> **THE EXERCISE**: Return every line below in which "JSON" appears.

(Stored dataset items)
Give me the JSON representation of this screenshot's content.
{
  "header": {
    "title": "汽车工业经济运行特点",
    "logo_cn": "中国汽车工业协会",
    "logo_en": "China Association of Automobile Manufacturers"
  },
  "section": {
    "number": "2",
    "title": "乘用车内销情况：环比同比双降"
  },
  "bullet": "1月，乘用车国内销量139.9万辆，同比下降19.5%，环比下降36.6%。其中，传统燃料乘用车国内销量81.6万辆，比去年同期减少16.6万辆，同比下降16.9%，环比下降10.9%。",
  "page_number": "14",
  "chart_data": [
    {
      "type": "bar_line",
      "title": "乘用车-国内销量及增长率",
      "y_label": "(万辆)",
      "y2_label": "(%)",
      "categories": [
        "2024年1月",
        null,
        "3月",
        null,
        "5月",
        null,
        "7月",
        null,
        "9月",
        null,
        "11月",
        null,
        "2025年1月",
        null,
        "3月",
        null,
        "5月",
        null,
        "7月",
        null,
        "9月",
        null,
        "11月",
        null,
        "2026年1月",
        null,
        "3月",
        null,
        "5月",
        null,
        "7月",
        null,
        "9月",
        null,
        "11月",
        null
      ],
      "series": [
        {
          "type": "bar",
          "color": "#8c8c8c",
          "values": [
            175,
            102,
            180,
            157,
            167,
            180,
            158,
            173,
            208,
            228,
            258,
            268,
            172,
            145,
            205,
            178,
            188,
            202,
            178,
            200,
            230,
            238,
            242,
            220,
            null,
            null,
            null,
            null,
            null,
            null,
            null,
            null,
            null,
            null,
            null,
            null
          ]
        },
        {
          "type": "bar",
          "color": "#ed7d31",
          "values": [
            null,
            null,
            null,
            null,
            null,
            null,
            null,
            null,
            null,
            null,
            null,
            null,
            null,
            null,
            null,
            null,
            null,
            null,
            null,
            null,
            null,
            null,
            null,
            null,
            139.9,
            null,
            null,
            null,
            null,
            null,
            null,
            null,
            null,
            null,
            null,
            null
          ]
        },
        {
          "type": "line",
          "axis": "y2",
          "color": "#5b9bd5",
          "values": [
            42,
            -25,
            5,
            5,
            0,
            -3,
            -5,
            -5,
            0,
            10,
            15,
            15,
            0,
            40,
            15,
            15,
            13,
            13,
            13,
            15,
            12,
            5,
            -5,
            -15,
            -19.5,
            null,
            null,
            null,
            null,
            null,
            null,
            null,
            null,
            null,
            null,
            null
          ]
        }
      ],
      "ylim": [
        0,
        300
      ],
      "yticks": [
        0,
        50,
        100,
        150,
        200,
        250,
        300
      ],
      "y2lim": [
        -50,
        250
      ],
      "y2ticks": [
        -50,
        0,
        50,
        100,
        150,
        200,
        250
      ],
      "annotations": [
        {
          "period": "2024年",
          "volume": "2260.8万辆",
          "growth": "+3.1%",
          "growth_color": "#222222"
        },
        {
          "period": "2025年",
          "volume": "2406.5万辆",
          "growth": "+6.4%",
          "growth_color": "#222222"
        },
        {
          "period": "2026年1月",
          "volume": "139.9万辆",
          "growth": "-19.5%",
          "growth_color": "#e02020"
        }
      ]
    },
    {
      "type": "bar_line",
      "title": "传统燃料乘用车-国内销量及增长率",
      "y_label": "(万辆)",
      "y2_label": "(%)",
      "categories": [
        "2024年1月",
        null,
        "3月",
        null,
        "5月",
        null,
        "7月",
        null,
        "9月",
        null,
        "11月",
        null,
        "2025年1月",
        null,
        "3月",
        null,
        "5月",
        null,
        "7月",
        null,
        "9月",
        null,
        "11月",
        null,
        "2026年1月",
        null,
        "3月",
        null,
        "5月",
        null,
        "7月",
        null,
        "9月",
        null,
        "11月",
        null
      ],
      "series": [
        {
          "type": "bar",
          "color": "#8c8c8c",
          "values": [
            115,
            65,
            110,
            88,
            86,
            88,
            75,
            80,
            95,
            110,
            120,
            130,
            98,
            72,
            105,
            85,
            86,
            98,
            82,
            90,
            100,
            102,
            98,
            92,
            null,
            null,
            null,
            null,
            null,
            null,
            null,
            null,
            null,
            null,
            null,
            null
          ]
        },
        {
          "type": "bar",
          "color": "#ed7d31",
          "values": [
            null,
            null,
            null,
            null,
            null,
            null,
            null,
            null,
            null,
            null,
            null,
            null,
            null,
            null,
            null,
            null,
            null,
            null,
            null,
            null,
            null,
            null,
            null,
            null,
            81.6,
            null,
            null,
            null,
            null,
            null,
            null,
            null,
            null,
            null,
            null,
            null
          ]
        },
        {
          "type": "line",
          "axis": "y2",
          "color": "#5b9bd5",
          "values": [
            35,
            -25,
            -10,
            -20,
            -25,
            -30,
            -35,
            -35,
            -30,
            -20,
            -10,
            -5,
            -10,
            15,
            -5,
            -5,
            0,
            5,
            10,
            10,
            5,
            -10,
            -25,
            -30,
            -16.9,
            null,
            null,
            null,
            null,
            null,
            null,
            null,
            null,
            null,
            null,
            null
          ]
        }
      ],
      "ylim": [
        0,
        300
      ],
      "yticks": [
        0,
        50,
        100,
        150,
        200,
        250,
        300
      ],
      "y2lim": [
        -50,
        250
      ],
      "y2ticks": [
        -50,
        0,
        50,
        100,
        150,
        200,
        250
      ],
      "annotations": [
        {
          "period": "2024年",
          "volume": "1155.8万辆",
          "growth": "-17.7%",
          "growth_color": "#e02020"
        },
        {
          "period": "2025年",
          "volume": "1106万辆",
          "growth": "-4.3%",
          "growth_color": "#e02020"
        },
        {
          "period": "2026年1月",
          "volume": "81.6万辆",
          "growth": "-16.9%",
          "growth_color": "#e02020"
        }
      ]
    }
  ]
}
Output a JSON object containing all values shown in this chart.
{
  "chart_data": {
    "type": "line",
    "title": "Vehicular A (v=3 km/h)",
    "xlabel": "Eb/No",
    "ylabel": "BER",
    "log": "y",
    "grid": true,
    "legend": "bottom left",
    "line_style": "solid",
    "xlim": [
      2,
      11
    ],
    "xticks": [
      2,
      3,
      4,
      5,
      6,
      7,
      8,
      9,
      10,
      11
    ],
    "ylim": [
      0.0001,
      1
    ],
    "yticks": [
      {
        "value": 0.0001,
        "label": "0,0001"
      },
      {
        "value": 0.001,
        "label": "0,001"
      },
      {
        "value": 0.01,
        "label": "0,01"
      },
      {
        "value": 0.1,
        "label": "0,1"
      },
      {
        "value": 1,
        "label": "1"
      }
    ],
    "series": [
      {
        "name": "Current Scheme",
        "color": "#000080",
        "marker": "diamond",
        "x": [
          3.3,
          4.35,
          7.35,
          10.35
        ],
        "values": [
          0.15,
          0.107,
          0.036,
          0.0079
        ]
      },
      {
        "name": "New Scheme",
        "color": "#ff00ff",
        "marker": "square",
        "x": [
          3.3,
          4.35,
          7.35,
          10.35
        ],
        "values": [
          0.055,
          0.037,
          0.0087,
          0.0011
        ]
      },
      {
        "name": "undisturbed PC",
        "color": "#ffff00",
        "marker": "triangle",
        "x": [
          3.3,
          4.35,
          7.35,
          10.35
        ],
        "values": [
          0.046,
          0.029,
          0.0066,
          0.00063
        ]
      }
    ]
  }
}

> **RESPONSE TO THIS TASK**:
Give me the JSON representation of this screenshot's content.
Output a JSON object containing all values shown in this chart.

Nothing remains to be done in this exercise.